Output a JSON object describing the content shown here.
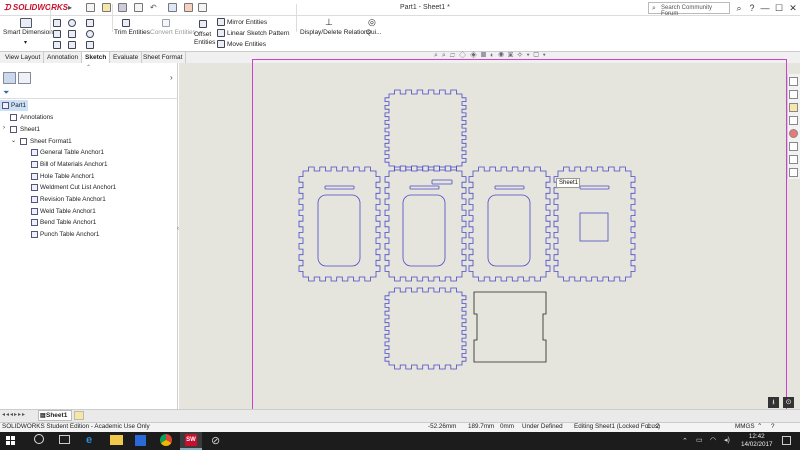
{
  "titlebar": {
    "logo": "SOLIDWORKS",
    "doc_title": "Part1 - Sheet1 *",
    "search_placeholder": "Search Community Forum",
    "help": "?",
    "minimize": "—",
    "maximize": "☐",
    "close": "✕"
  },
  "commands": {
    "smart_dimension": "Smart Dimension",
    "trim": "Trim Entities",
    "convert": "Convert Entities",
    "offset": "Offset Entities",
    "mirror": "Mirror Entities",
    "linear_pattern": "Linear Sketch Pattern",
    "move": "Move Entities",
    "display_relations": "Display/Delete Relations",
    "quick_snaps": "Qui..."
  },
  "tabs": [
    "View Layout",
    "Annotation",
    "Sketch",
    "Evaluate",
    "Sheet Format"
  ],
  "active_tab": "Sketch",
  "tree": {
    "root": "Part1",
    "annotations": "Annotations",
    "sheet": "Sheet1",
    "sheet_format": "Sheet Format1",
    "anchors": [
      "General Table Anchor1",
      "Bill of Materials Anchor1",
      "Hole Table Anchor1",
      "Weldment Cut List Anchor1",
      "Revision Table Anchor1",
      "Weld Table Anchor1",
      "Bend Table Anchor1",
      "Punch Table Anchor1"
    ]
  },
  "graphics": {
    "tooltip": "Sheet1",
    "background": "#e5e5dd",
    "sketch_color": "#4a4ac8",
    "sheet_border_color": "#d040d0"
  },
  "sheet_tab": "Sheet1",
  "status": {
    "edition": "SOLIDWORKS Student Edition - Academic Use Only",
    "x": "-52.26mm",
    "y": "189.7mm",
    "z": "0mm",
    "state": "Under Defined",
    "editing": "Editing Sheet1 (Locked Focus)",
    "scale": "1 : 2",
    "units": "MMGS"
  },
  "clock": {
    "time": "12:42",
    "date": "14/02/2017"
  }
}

.....

** AIM OF THE EXERCISE **
Among the entries above, identify all lines with "SOLIDWORKS" and copy them.

** FULL SOLUTION **
    "logo": "SOLIDWORKS",
    "edition": "SOLIDWORKS Student Edition - Academic Use Only",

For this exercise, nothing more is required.